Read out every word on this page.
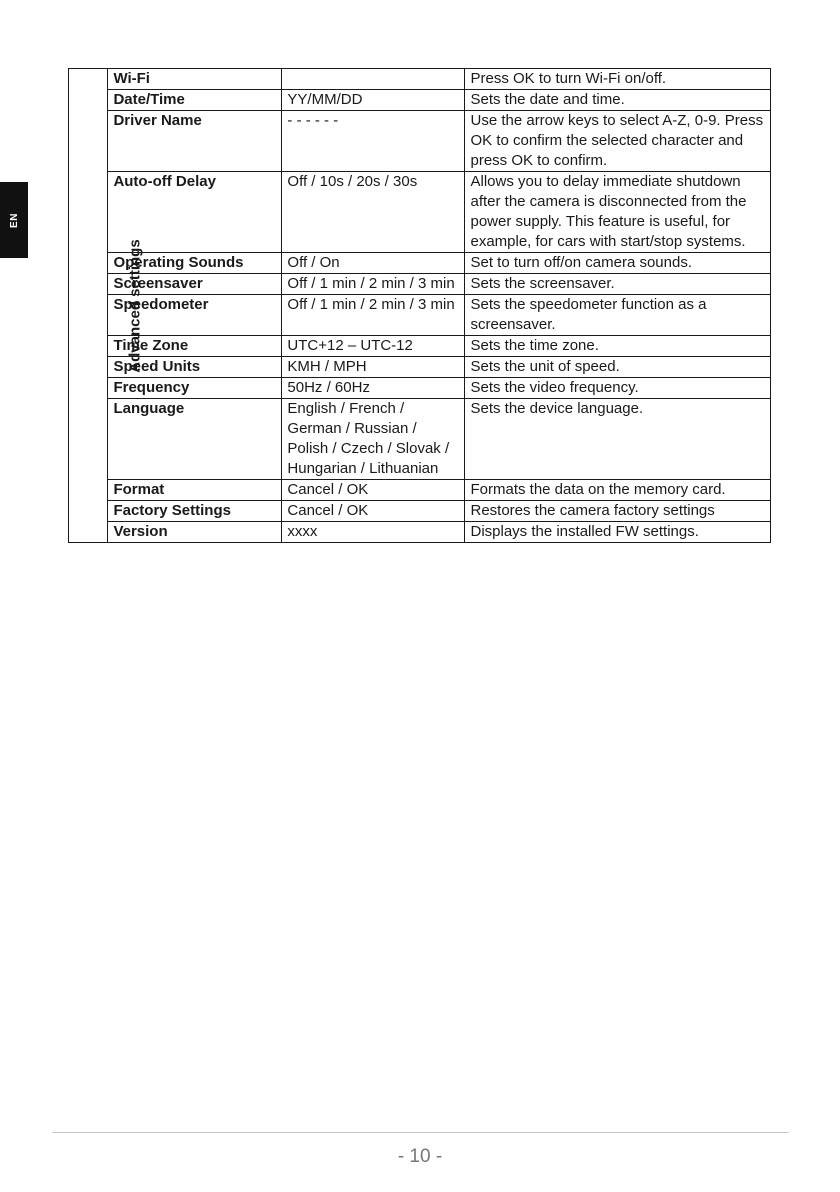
EN
Advanced settings	Wi-Fi		Press OK to turn Wi-Fi on/off.
	Date/Time	YY/MM/DD	Sets the date and time.
	Driver Name	- - - - - -	Use the arrow keys to select A-Z, 0-9. Press OK to confirm the selected character and press OK to confirm.
	Auto-off Delay	Off / 10s / 20s / 30s	Allows you to delay immediate shutdown after the camera is disconnected from the power supply. This feature is useful, for example, for cars with start/stop systems.
	Operating Sounds	Off / On	Set to turn off/on camera sounds.
	Screensaver	Off / 1 min / 2 min / 3 min	Sets the screensaver.
	Speedometer	Off / 1 min / 2 min / 3 min	Sets the speedometer function as a screensaver.
	Time Zone	UTC+12 – UTC-12	Sets the time zone.
	Speed Units	KMH / MPH	Sets the unit of speed.
	Frequency	50Hz / 60Hz	Sets the video frequency.
	Language	English / French / German / Russian / Polish / Czech / Slovak / Hungarian / Lithuanian	Sets the device language.
	Format	Cancel / OK	Formats the data on the memory card.
	Factory Settings	Cancel / OK	Restores the camera factory settings
	Version	xxxx	Displays the installed FW settings.
- 10 -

__________________________________________________

Show all lines above holding "screensaver".

	Screensaver	Off / 1 min / 2 min / 3 min	Sets the screensaver.
	Speedometer	Off / 1 min / 2 min / 3 min	Sets the speedometer function as a screensaver.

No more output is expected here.